▸ **Aim of the task**
Lay out as a numbered list the part that opens with the line containing "volume-bar bbox=[799, 706, 803, 710]" and closes with the line containing "volume-bar bbox=[222, 706, 226, 710]", both included, and leave out any blank lines.

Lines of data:
+-------+

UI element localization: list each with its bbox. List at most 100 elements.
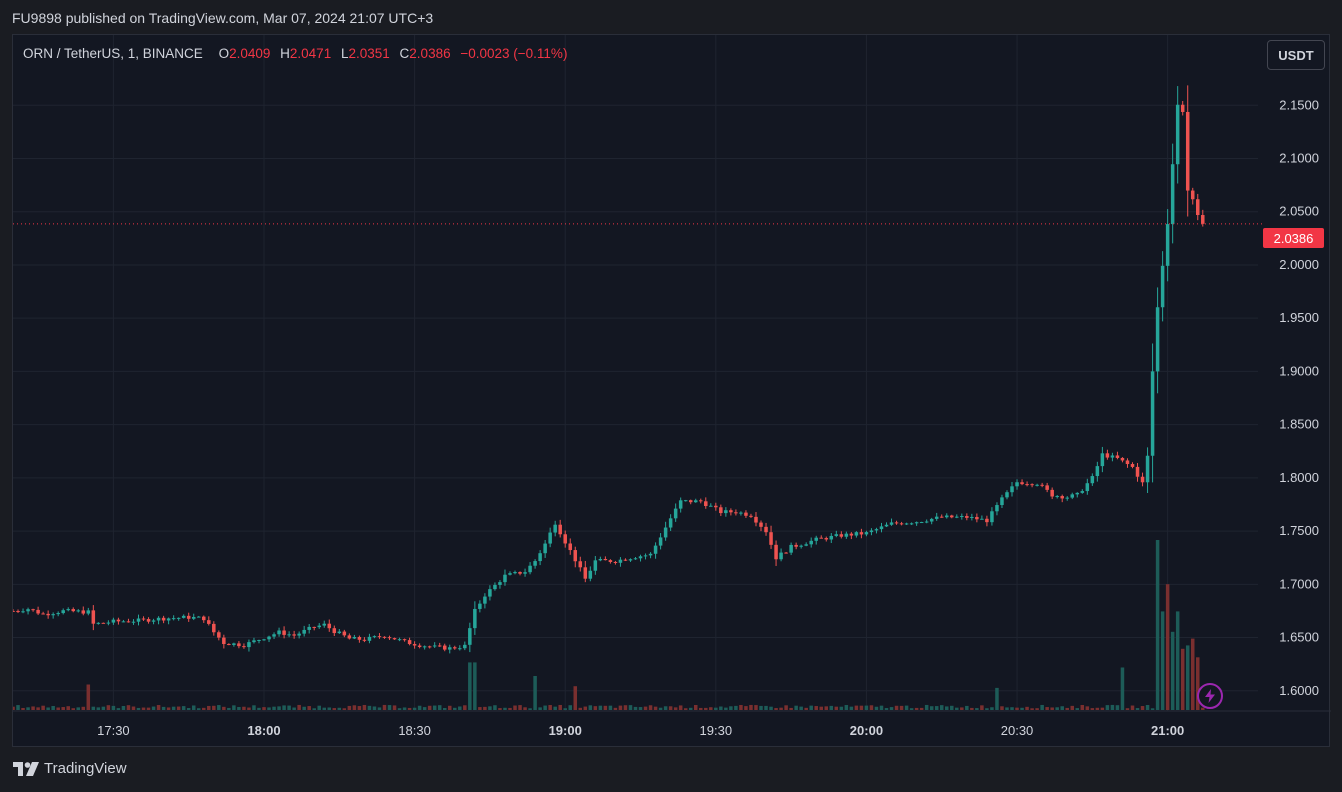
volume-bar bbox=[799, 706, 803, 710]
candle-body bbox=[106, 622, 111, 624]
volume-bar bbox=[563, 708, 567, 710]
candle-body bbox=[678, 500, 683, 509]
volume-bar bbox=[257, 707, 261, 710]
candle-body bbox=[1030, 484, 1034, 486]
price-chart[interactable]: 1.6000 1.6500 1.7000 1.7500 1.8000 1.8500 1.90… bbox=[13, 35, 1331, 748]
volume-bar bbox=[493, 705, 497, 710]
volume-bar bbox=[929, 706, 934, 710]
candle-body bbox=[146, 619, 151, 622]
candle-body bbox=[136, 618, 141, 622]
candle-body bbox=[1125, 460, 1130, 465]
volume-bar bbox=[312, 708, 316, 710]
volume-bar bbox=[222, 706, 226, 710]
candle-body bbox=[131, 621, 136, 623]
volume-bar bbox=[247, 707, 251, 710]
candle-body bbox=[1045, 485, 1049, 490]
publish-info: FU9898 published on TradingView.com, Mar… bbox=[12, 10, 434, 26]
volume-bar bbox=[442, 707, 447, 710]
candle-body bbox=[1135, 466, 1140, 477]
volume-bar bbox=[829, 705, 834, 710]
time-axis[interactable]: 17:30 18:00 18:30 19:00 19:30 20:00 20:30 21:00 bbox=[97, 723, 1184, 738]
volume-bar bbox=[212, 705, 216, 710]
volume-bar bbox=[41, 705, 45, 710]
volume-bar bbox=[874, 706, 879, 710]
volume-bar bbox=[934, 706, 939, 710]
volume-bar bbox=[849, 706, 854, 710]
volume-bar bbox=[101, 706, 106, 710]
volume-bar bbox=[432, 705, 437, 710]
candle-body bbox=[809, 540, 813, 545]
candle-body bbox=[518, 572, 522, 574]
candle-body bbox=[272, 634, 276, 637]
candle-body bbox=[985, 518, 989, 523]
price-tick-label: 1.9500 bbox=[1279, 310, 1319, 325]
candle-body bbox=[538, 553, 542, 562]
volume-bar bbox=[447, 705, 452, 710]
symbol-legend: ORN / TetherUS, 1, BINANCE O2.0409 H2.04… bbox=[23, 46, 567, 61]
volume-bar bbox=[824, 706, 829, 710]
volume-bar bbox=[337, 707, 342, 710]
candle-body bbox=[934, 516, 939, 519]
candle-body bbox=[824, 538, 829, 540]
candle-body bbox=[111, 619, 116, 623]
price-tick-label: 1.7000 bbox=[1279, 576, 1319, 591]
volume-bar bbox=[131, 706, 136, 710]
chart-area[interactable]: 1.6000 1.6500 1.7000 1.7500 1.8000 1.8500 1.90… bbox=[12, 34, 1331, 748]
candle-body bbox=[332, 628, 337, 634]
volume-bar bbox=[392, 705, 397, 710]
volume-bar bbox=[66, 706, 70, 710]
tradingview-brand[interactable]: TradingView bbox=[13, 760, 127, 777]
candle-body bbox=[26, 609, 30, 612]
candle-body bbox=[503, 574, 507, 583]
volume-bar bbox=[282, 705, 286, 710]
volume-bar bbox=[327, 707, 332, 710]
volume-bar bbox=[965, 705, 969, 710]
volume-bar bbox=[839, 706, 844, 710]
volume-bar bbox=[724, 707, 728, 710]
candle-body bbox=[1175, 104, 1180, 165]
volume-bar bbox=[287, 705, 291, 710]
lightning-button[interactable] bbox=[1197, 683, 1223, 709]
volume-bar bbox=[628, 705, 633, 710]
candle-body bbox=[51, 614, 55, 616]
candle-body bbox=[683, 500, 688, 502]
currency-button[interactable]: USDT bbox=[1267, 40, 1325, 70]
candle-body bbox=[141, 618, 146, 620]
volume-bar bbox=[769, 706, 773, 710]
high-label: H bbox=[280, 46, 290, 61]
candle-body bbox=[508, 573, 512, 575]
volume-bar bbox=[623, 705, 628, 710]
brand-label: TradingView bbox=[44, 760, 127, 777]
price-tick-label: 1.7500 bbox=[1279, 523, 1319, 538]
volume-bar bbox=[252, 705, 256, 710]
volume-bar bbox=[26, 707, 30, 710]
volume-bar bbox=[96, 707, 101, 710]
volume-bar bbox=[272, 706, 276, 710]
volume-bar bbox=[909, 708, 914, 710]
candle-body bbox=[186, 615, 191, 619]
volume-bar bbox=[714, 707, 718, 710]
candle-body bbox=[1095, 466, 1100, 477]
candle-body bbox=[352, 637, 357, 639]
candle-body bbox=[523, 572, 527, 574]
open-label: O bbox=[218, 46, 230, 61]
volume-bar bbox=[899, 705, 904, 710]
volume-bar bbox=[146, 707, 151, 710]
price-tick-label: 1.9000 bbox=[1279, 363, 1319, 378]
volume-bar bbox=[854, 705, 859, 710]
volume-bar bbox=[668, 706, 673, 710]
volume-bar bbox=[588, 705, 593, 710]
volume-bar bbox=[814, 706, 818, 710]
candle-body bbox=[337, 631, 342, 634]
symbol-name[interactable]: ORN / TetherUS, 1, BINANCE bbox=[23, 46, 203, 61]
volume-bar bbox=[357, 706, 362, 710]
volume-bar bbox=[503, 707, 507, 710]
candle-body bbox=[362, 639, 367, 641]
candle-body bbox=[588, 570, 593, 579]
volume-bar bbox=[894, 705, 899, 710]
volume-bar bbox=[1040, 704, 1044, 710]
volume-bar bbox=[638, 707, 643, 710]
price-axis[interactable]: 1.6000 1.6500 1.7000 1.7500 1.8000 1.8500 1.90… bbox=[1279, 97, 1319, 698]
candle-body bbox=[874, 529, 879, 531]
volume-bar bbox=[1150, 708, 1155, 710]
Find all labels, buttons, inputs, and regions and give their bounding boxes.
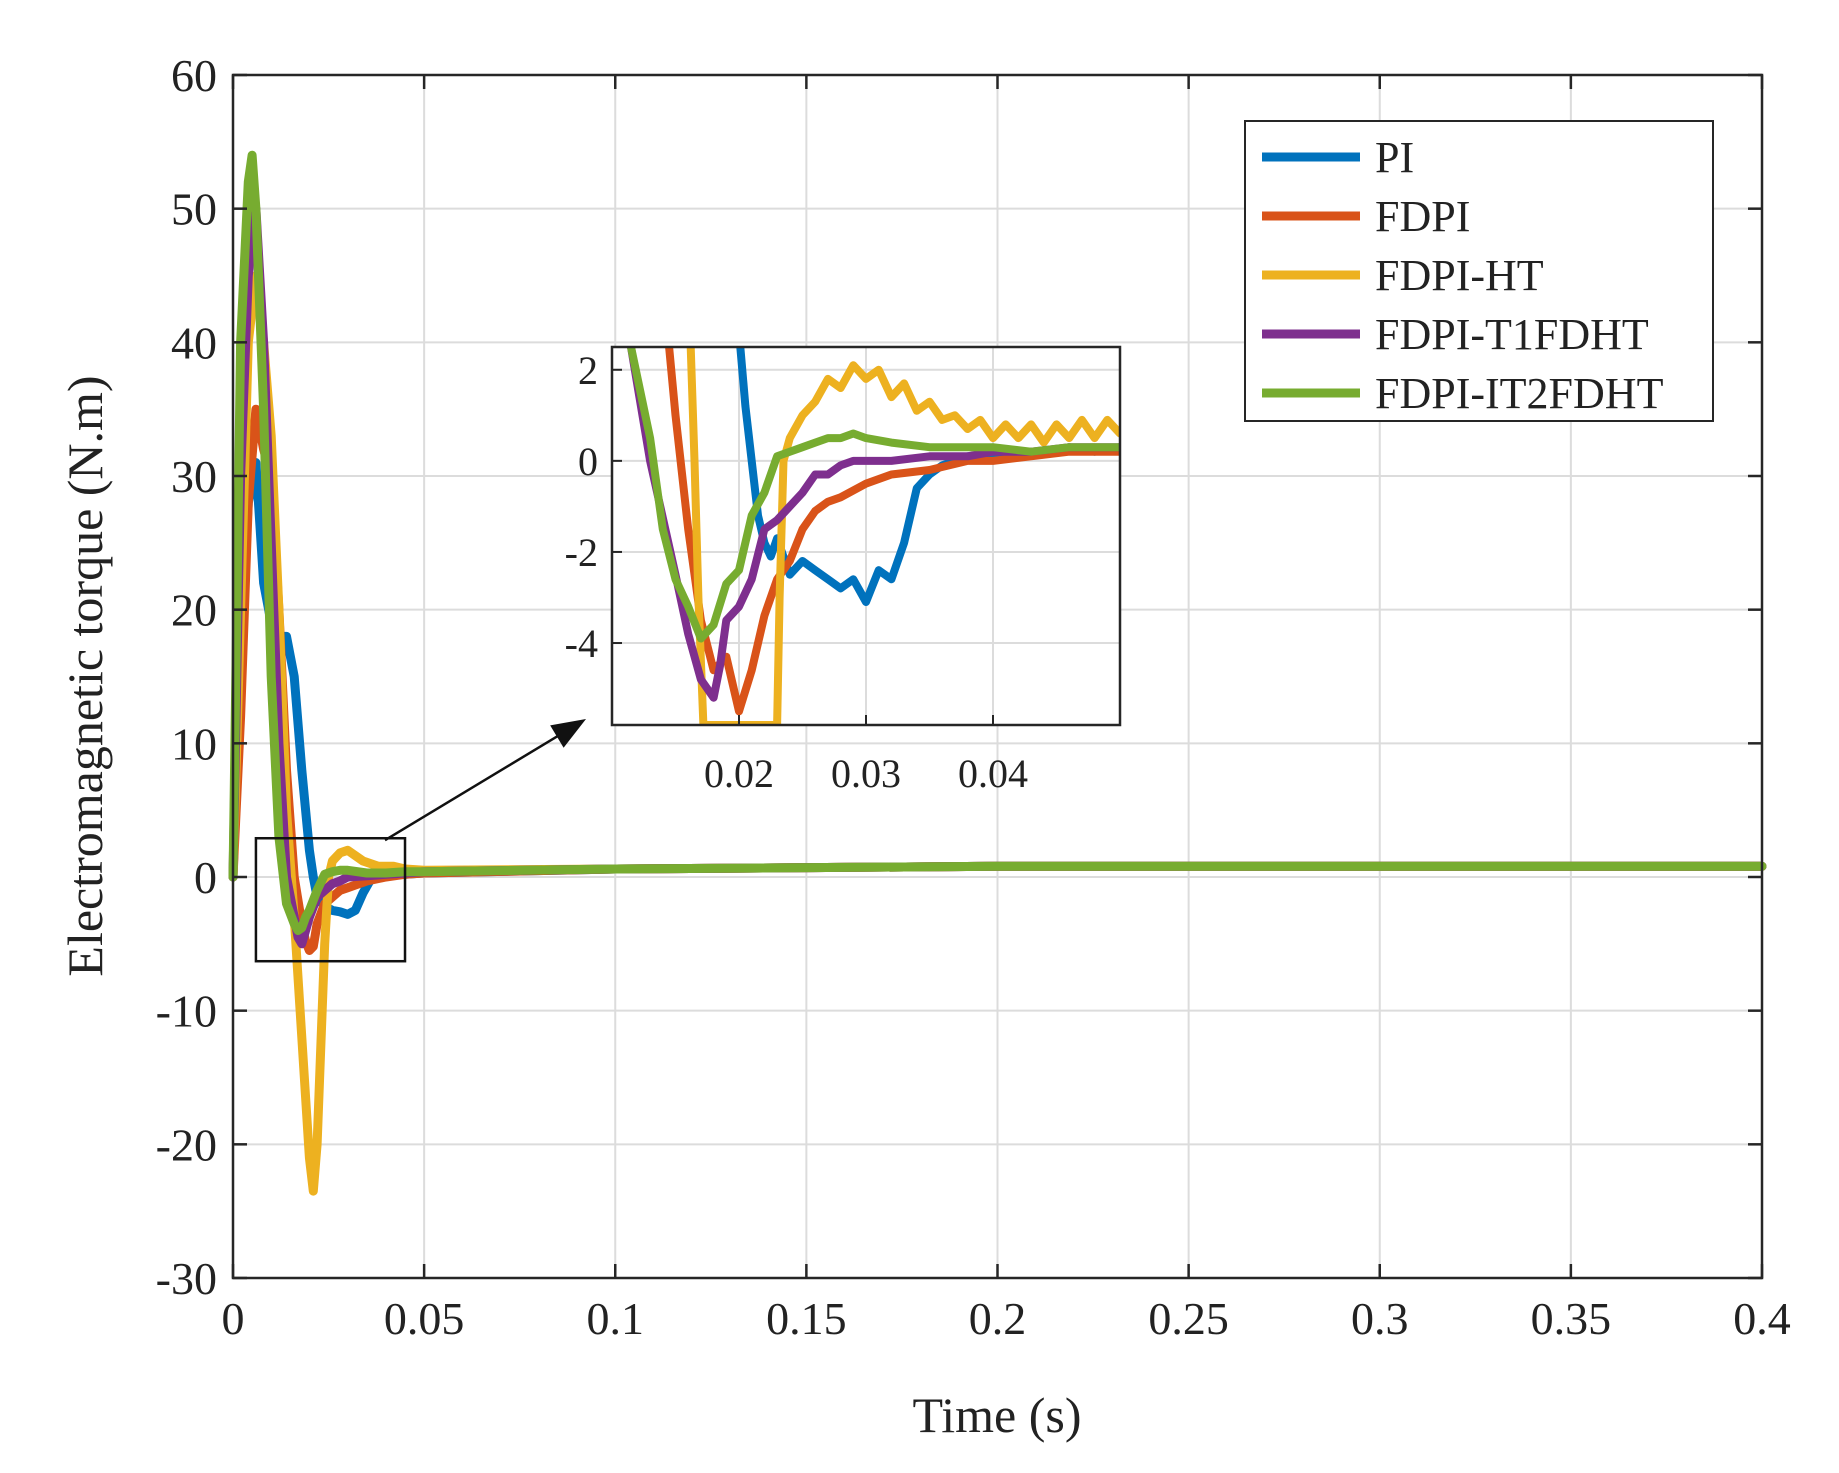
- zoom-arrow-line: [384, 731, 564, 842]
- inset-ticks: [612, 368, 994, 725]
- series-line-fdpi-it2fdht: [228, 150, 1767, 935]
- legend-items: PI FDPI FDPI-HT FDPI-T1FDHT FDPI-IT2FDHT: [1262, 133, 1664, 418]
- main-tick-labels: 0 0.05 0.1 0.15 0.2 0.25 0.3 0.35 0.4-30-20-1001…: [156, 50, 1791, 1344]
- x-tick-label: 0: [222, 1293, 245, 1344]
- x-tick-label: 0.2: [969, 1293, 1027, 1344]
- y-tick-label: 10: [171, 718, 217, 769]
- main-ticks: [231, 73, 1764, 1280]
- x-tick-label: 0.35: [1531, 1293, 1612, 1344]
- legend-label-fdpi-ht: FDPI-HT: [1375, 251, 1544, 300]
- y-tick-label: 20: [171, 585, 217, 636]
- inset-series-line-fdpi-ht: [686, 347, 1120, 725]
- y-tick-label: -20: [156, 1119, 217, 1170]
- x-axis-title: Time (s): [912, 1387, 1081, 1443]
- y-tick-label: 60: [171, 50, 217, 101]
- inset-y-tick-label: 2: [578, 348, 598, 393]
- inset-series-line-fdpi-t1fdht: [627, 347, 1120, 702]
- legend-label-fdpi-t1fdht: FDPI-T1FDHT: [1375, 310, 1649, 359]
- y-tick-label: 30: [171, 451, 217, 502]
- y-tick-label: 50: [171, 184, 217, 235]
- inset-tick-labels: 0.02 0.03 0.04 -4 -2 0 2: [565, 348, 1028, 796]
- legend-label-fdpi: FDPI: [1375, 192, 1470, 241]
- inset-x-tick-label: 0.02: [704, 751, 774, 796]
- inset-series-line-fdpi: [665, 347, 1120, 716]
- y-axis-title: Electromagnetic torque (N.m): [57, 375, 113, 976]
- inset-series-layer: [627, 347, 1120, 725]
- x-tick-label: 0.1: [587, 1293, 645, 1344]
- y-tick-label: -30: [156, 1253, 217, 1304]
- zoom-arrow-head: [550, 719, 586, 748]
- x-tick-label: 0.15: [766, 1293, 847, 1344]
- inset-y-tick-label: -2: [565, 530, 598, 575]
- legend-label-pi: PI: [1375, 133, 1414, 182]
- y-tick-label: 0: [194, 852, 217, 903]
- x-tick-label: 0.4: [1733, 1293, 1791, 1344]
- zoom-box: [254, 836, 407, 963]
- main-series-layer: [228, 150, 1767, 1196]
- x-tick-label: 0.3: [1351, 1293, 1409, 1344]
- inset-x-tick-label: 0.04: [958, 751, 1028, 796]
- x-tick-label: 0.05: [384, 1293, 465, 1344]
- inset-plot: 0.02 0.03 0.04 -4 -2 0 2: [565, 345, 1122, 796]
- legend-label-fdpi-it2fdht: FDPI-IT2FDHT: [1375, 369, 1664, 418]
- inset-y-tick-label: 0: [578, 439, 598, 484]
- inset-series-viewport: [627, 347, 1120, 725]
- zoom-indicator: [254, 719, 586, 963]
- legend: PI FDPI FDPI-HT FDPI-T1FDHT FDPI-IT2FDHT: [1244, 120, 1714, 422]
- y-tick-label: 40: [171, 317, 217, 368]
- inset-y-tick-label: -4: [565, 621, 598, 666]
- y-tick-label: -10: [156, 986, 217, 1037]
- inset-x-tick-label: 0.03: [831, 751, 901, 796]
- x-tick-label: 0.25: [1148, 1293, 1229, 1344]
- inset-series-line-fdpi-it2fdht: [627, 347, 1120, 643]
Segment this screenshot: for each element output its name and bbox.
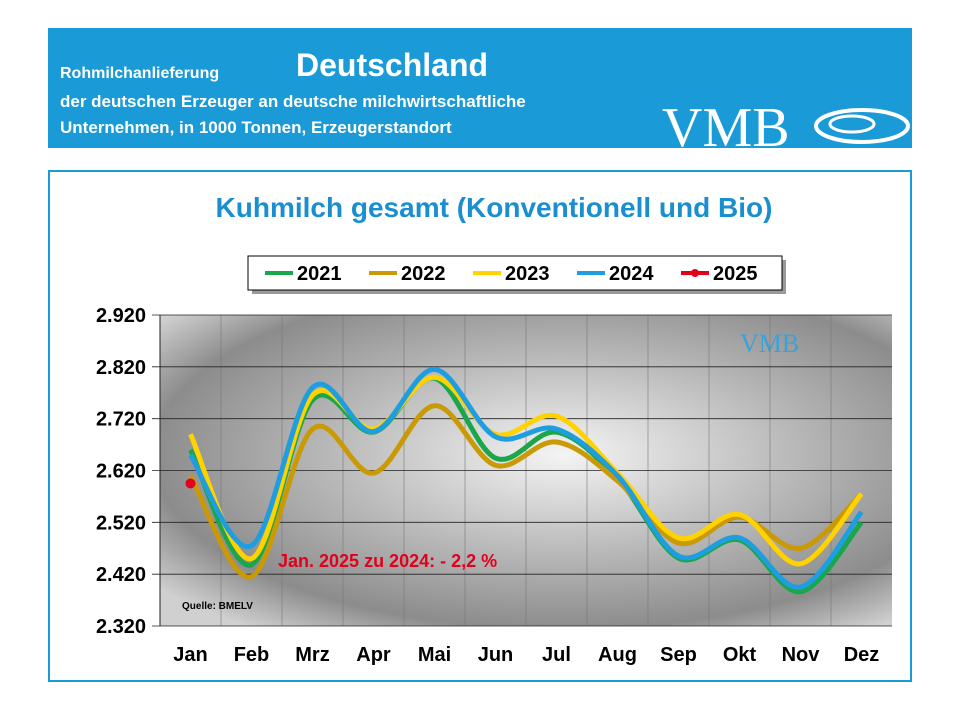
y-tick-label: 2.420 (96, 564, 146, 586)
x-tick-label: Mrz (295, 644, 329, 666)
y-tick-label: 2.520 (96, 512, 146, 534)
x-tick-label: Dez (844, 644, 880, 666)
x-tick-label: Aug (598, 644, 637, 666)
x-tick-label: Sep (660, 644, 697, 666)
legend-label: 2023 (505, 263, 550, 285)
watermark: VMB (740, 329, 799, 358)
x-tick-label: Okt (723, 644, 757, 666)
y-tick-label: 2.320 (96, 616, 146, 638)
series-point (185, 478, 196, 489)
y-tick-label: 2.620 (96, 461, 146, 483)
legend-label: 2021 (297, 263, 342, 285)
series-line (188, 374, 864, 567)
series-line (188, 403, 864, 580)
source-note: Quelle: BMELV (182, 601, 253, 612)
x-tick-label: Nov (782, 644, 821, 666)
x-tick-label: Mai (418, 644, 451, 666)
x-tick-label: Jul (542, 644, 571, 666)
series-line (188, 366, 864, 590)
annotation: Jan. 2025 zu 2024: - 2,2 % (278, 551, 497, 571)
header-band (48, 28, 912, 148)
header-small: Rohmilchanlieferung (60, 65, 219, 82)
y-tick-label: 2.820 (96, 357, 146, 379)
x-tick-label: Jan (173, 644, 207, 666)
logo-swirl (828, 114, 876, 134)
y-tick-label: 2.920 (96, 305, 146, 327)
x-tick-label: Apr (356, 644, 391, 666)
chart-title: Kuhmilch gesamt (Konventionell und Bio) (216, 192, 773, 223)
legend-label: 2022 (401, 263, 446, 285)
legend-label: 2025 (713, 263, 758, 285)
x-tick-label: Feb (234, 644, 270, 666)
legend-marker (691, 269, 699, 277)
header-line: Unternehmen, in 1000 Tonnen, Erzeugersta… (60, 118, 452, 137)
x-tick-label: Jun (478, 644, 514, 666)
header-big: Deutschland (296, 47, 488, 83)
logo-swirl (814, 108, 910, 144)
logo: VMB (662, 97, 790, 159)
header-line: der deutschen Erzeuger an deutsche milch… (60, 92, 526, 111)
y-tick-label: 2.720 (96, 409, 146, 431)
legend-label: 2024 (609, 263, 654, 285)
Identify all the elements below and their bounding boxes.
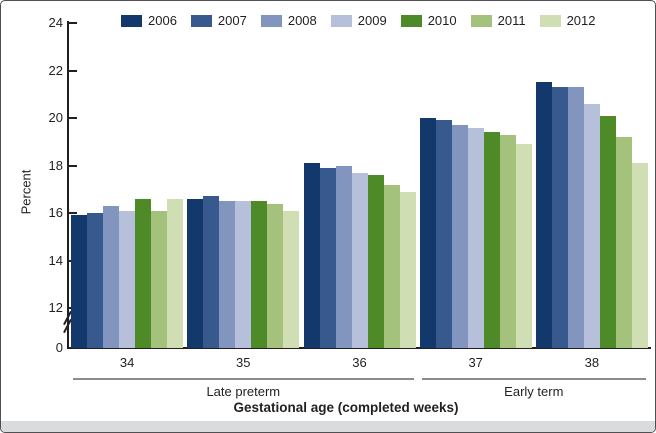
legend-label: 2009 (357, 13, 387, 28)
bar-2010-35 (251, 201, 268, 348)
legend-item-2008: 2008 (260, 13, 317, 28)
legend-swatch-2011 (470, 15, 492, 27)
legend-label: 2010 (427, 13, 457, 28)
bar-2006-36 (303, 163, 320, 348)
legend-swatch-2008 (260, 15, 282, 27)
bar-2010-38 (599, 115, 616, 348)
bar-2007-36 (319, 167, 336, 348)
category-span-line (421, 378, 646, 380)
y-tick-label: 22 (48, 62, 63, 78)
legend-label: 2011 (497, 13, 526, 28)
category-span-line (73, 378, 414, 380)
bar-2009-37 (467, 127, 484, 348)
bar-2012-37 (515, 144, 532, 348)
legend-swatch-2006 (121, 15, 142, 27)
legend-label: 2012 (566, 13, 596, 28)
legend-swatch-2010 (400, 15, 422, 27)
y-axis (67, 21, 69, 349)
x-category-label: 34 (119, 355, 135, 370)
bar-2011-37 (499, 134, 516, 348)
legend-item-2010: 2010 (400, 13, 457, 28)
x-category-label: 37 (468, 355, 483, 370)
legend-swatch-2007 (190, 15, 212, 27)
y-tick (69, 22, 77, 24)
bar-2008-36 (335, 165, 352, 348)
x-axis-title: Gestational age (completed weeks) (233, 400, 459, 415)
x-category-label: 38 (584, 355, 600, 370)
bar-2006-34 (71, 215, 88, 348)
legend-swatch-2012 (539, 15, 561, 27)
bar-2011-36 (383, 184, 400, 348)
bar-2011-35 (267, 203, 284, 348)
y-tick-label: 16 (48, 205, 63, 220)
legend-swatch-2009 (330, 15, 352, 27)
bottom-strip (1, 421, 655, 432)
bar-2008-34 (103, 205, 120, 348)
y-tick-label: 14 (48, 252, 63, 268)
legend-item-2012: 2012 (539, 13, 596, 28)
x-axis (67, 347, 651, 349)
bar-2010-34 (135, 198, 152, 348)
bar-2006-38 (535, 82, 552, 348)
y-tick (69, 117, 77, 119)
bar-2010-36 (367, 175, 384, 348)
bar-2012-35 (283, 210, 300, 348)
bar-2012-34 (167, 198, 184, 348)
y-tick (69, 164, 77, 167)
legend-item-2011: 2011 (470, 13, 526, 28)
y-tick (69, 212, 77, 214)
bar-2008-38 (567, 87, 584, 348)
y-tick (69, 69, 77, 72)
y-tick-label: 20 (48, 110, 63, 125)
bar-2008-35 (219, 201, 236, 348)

+-------+

▸ **Exercise answer**
1. volume-bar bbox=[799, 706, 803, 710]
2. candle-body bbox=[106, 622, 111, 624]
3. volume-bar bbox=[563, 708, 567, 710]
4. candle-body bbox=[678, 500, 683, 509]
5. volume-bar bbox=[257, 707, 261, 710]
6. candle-body bbox=[1030, 484, 1034, 486]
7. price-chart[interactable]: 1.6000 1.6500 1.7000 1.7500 1.8000 1.8500 1.90… bbox=[13, 35, 1331, 748]
8. volume-bar bbox=[493, 705, 497, 710]
9. volume-bar bbox=[929, 706, 934, 710]
10. candle-body bbox=[146, 619, 151, 622]
11. candle-body bbox=[136, 618, 141, 622]
12. candle-body bbox=[1125, 460, 1130, 465]
13. volume-bar bbox=[312, 708, 316, 710]
14. volume-bar bbox=[222, 706, 226, 710]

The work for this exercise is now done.